**WHAT IS REQUIRED:**
Output all the material that follows, exactly as given.
■ ■ ■
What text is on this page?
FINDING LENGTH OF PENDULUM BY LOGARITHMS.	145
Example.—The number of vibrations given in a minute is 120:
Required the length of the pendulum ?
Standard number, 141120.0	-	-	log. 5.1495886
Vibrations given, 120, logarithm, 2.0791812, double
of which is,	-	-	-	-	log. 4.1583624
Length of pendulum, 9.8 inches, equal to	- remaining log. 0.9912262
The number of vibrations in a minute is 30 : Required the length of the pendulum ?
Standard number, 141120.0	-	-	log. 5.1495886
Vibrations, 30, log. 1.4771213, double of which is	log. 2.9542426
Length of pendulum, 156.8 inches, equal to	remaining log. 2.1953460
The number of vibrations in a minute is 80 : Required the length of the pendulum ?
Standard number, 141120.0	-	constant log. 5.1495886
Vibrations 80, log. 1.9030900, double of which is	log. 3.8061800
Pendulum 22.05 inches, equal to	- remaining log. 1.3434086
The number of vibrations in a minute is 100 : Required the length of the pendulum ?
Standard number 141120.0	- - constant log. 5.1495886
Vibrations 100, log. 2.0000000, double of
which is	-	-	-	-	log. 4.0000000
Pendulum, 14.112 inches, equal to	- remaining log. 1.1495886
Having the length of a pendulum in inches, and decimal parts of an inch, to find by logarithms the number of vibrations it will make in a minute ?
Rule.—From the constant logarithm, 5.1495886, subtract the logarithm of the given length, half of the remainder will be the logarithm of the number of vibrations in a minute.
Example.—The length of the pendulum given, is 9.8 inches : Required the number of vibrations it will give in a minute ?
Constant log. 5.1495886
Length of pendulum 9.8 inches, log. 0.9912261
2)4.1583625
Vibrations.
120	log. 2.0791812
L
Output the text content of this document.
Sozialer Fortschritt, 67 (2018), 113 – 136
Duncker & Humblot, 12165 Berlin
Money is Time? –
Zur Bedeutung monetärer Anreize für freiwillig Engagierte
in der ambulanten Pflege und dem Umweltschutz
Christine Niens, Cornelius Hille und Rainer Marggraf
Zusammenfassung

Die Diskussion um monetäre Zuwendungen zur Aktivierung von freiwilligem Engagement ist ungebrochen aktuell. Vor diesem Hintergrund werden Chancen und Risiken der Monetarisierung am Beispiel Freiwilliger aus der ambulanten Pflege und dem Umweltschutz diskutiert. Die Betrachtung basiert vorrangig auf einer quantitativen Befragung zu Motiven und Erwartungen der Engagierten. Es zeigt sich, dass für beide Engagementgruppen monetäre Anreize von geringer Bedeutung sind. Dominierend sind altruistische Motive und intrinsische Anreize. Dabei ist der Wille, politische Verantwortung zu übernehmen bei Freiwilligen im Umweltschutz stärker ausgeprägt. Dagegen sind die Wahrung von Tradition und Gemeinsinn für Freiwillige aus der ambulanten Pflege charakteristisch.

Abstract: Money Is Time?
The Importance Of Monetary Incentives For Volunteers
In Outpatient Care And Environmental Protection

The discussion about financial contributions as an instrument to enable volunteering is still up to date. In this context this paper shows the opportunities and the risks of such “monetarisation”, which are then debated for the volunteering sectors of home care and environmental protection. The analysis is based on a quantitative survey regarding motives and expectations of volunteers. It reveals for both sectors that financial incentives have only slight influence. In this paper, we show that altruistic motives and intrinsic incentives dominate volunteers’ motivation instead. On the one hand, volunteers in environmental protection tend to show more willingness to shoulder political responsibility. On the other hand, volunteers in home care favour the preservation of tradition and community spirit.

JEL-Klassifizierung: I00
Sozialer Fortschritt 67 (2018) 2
■ ■ ■
**FINAL ANSWER:**
What text is on this page?
FINDING LENGTH OF PENDULUM BY LOGARITHMS.	145
Example.—The number of vibrations given in a minute is 120:
Required the length of the pendulum ?
Standard number, 141120.0	-	-	log. 5.1495886
Vibrations given, 120, logarithm, 2.0791812, double
of which is,	-	-	-	-	log. 4.1583624
Length of pendulum, 9.8 inches, equal to	- remaining log. 0.9912262
The number of vibrations in a minute is 30 : Required the length of the pendulum ?
Standard number, 141120.0	-	-	log. 5.1495886
Vibrations, 30, log. 1.4771213, double of which is	log. 2.9542426
Length of pendulum, 156.8 inches, equal to	remaining log. 2.1953460
The number of vibrations in a minute is 80 : Required the length of the pendulum ?
Standard number, 141120.0	-	constant log. 5.1495886
Vibrations 80, log. 1.9030900, double of which is	log. 3.8061800
Pendulum 22.05 inches, equal to	- remaining log. 1.3434086
The number of vibrations in a minute is 100 : Required the length of the pendulum ?
Standard number 141120.0	- - constant log. 5.1495886
Vibrations 100, log. 2.0000000, double of
which is	-	-	-	-	log. 4.0000000
Pendulum, 14.112 inches, equal to	- remaining log. 1.1495886
Having the length of a pendulum in inches, and decimal parts of an inch, to find by logarithms the number of vibrations it will make in a minute ?
Rule.—From the constant logarithm, 5.1495886, subtract the logarithm of the given length, half of the remainder will be the logarithm of the number of vibrations in a minute.
Example.—The length of the pendulum given, is 9.8 inches : Required the number of vibrations it will give in a minute ?
Constant log. 5.1495886
Length of pendulum 9.8 inches, log. 0.9912261
2)4.1583625
Vibrations.
120	log. 2.0791812
L
Output the text content of this document.
Sozialer Fortschritt, 67 (2018), 113 – 136
Duncker & Humblot, 12165 Berlin
Money is Time? –
Zur Bedeutung monetärer Anreize für freiwillig Engagierte
in der ambulanten Pflege und dem Umweltschutz
Christine Niens, Cornelius Hille und Rainer Marggraf
Zusammenfassung

Die Diskussion um monetäre Zuwendungen zur Aktivierung von freiwilligem Engagement ist ungebrochen aktuell. Vor diesem Hintergrund werden Chancen und Risiken der Monetarisierung am Beispiel Freiwilliger aus der ambulanten Pflege und dem Umweltschutz diskutiert. Die Betrachtung basiert vorrangig auf einer quantitativen Befragung zu Motiven und Erwartungen der Engagierten. Es zeigt sich, dass für beide Engagementgruppen monetäre Anreize von geringer Bedeutung sind. Dominierend sind altruistische Motive und intrinsische Anreize. Dabei ist der Wille, politische Verantwortung zu übernehmen bei Freiwilligen im Umweltschutz stärker ausgeprägt. Dagegen sind die Wahrung von Tradition und Gemeinsinn für Freiwillige aus der ambulanten Pflege charakteristisch.

Abstract: Money Is Time?
The Importance Of Monetary Incentives For Volunteers
In Outpatient Care And Environmental Protection

The discussion about financial contributions as an instrument to enable volunteering is still up to date. In this context this paper shows the opportunities and the risks of such “monetarisation”, which are then debated for the volunteering sectors of home care and environmental protection. The analysis is based on a quantitative survey regarding motives and expectations of volunteers. It reveals for both sectors that financial incentives have only slight influence. In this paper, we show that altruistic motives and intrinsic incentives dominate volunteers’ motivation instead. On the one hand, volunteers in environmental protection tend to show more willingness to shoulder political responsibility. On the other hand, volunteers in home care favour the preservation of tradition and community spirit.

JEL-Klassifizierung: I00
Sozialer Fortschritt 67 (2018) 2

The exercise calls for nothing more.